* Stated exercise *
Repeat the material exactly, every line of it.

┄┄┄┄┄┄┄┄┄┄

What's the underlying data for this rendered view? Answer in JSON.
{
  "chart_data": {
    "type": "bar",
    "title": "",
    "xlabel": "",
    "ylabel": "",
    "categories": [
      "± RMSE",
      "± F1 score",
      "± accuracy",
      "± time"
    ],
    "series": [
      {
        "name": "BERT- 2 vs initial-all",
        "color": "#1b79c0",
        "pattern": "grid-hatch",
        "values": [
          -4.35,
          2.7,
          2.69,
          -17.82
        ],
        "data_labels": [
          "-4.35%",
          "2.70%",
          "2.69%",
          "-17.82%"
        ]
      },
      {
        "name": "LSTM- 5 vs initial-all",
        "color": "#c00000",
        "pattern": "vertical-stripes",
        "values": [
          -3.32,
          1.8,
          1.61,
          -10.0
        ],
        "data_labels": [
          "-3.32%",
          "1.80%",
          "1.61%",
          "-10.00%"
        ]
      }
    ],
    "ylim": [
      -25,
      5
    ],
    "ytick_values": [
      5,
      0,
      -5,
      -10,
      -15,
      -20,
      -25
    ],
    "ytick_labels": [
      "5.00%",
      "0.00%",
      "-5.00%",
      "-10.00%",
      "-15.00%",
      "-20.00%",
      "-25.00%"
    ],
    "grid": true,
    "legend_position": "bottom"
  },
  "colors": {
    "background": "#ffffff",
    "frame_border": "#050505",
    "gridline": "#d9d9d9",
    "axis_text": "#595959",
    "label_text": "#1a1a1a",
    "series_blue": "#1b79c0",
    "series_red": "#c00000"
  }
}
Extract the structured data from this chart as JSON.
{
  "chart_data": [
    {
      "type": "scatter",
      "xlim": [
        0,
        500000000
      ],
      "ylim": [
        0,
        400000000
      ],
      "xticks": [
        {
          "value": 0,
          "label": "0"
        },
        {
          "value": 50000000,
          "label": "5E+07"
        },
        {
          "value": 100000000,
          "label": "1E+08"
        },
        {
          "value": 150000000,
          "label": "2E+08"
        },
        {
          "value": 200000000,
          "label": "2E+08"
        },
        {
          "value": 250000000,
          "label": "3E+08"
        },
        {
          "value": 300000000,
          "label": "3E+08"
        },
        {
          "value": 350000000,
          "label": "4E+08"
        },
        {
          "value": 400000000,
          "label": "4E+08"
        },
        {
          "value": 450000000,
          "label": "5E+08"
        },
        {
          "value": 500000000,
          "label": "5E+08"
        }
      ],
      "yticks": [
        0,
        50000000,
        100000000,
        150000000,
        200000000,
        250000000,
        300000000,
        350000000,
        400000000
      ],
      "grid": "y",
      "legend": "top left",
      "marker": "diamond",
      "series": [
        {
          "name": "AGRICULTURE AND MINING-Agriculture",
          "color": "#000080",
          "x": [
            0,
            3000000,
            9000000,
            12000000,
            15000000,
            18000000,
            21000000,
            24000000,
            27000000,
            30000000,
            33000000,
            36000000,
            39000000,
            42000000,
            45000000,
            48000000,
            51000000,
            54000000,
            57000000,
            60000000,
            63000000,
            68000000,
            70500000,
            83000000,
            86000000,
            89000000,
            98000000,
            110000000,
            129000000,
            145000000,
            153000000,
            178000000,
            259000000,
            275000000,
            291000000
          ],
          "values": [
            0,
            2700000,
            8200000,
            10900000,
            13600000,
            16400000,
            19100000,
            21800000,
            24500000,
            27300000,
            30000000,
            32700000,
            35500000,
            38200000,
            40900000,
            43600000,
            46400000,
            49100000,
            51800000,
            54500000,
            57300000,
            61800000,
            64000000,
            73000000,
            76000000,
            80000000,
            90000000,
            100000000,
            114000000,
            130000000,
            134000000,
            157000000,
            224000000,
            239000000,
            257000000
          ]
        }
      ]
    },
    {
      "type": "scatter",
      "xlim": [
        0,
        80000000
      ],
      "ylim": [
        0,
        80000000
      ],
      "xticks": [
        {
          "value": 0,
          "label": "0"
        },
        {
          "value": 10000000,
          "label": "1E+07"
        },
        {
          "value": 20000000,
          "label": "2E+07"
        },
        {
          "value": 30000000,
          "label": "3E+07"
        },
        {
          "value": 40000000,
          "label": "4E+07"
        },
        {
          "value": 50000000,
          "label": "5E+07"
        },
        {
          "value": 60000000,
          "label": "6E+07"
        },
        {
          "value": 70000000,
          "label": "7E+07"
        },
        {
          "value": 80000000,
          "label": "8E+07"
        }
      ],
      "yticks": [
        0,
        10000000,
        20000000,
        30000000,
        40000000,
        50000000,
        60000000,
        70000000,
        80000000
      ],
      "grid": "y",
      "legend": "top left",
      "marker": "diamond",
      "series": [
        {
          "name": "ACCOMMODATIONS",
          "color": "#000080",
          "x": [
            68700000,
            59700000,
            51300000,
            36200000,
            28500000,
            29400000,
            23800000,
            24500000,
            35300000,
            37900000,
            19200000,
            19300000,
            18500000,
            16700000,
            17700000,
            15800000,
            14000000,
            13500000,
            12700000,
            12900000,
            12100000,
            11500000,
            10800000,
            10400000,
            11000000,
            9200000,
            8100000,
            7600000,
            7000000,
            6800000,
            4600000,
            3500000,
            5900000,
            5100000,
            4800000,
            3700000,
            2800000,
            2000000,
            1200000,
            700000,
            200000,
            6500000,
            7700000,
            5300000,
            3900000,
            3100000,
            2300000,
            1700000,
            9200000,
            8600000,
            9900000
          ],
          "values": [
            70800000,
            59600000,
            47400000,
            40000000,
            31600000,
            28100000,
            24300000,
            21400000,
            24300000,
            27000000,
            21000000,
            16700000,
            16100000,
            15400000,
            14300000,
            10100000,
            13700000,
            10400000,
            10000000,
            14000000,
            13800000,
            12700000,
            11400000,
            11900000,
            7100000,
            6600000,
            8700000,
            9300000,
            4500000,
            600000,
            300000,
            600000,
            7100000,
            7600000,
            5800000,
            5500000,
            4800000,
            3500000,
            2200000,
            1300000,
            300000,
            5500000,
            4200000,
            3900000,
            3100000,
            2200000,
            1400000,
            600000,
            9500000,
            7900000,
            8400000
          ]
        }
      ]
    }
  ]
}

┄┄┄┄┄┄┄┄┄┄

* Correct response *
What's the underlying data for this rendered view? Answer in JSON.
{
  "chart_data": {
    "type": "bar",
    "title": "",
    "xlabel": "",
    "ylabel": "",
    "categories": [
      "± RMSE",
      "± F1 score",
      "± accuracy",
      "± time"
    ],
    "series": [
      {
        "name": "BERT- 2 vs initial-all",
        "color": "#1b79c0",
        "pattern": "grid-hatch",
        "values": [
          -4.35,
          2.7,
          2.69,
          -17.82
        ],
        "data_labels": [
          "-4.35%",
          "2.70%",
          "2.69%",
          "-17.82%"
        ]
      },
      {
        "name": "LSTM- 5 vs initial-all",
        "color": "#c00000",
        "pattern": "vertical-stripes",
        "values": [
          -3.32,
          1.8,
          1.61,
          -10.0
        ],
        "data_labels": [
          "-3.32%",
          "1.80%",
          "1.61%",
          "-10.00%"
        ]
      }
    ],
    "ylim": [
      -25,
      5
    ],
    "ytick_values": [
      5,
      0,
      -5,
      -10,
      -15,
      -20,
      -25
    ],
    "ytick_labels": [
      "5.00%",
      "0.00%",
      "-5.00%",
      "-10.00%",
      "-15.00%",
      "-20.00%",
      "-25.00%"
    ],
    "grid": true,
    "legend_position": "bottom"
  },
  "colors": {
    "background": "#ffffff",
    "frame_border": "#050505",
    "gridline": "#d9d9d9",
    "axis_text": "#595959",
    "label_text": "#1a1a1a",
    "series_blue": "#1b79c0",
    "series_red": "#c00000"
  }
}
Extract the structured data from this chart as JSON.
{
  "chart_data": [
    {
      "type": "scatter",
      "xlim": [
        0,
        500000000
      ],
      "ylim": [
        0,
        400000000
      ],
      "xticks": [
        {
          "value": 0,
          "label": "0"
        },
        {
          "value": 50000000,
          "label": "5E+07"
        },
        {
          "value": 100000000,
          "label": "1E+08"
        },
        {
          "value": 150000000,
          "label": "2E+08"
        },
        {
          "value": 200000000,
          "label": "2E+08"
        },
        {
          "value": 250000000,
          "label": "3E+08"
        },
        {
          "value": 300000000,
          "label": "3E+08"
        },
        {
          "value": 350000000,
          "label": "4E+08"
        },
        {
          "value": 400000000,
          "label": "4E+08"
        },
        {
          "value": 450000000,
          "label": "5E+08"
        },
        {
          "value": 500000000,
          "label": "5E+08"
        }
      ],
      "yticks": [
        0,
        50000000,
        100000000,
        150000000,
        200000000,
        250000000,
        300000000,
        350000000,
        400000000
      ],
      "grid": "y",
      "legend": "top left",
      "marker": "diamond",
      "series": [
        {
          "name": "AGRICULTURE AND MINING-Agriculture",
          "color": "#000080",
          "x": [
            0,
            3000000,
            9000000,
            12000000,
            15000000,
            18000000,
            21000000,
            24000000,
            27000000,
            30000000,
            33000000,
            36000000,
            39000000,
            42000000,
            45000000,
            48000000,
            51000000,
            54000000,
            57000000,
            60000000,
            63000000,
            68000000,
            70500000,
            83000000,
            86000000,
            89000000,
            98000000,
            110000000,
            129000000,
            145000000,
            153000000,
            178000000,
            259000000,
            275000000,
            291000000
          ],
          "values": [
            0,
            2700000,
            8200000,
            10900000,
            13600000,
            16400000,
            19100000,
            21800000,
            24500000,
            27300000,
            30000000,
            32700000,
            35500000,
            38200000,
            40900000,
            43600000,
            46400000,
            49100000,
            51800000,
            54500000,
            57300000,
            61800000,
            64000000,
            73000000,
            76000000,
            80000000,
            90000000,
            100000000,
            114000000,
            130000000,
            134000000,
            157000000,
            224000000,
            239000000,
            257000000
          ]
        }
      ]
    },
    {
      "type": "scatter",
      "xlim": [
        0,
        80000000
      ],
      "ylim": [
        0,
        80000000
      ],
      "xticks": [
        {
          "value": 0,
          "label": "0"
        },
        {
          "value": 10000000,
          "label": "1E+07"
        },
        {
          "value": 20000000,
          "label": "2E+07"
        },
        {
          "value": 30000000,
          "label": "3E+07"
        },
        {
          "value": 40000000,
          "label": "4E+07"
        },
        {
          "value": 50000000,
          "label": "5E+07"
        },
        {
          "value": 60000000,
          "label": "6E+07"
        },
        {
          "value": 70000000,
          "label": "7E+07"
        },
        {
          "value": 80000000,
          "label": "8E+07"
        }
      ],
      "yticks": [
        0,
        10000000,
        20000000,
        30000000,
        40000000,
        50000000,
        60000000,
        70000000,
        80000000
      ],
      "grid": "y",
      "legend": "top left",
      "marker": "diamond",
      "series": [
        {
          "name": "ACCOMMODATIONS",
          "color": "#000080",
          "x": [
            68700000,
            59700000,
            51300000,
            36200000,
            28500000,
            29400000,
            23800000,
            24500000,
            35300000,
            37900000,
            19200000,
            19300000,
            18500000,
            16700000,
            17700000,
            15800000,
            14000000,
            13500000,
            12700000,
            12900000,
            12100000,
            11500000,
            10800000,
            10400000,
            11000000,
            9200000,
            8100000,
            7600000,
            7000000,
            6800000,
            4600000,
            3500000,
            5900000,
            5100000,
            4800000,
            3700000,
            2800000,
            2000000,
            1200000,
            700000,
            200000,
            6500000,
            7700000,
            5300000,
            3900000,
            3100000,
            2300000,
            1700000,
            9200000,
            8600000,
            9900000
          ],
          "values": [
            70800000,
            59600000,
            47400000,
            40000000,
            31600000,
            28100000,
            24300000,
            21400000,
            24300000,
            27000000,
            21000000,
            16700000,
            16100000,
            15400000,
            14300000,
            10100000,
            13700000,
            10400000,
            10000000,
            14000000,
            13800000,
            12700000,
            11400000,
            11900000,
            7100000,
            6600000,
            8700000,
            9300000,
            4500000,
            600000,
            300000,
            600000,
            7100000,
            7600000,
            5800000,
            5500000,
            4800000,
            3500000,
            2200000,
            1300000,
            300000,
            5500000,
            4200000,
            3900000,
            3100000,
            2200000,
            1400000,
            600000,
            9500000,
            7900000,
            8400000
          ]
        }
      ]
    }
  ]
}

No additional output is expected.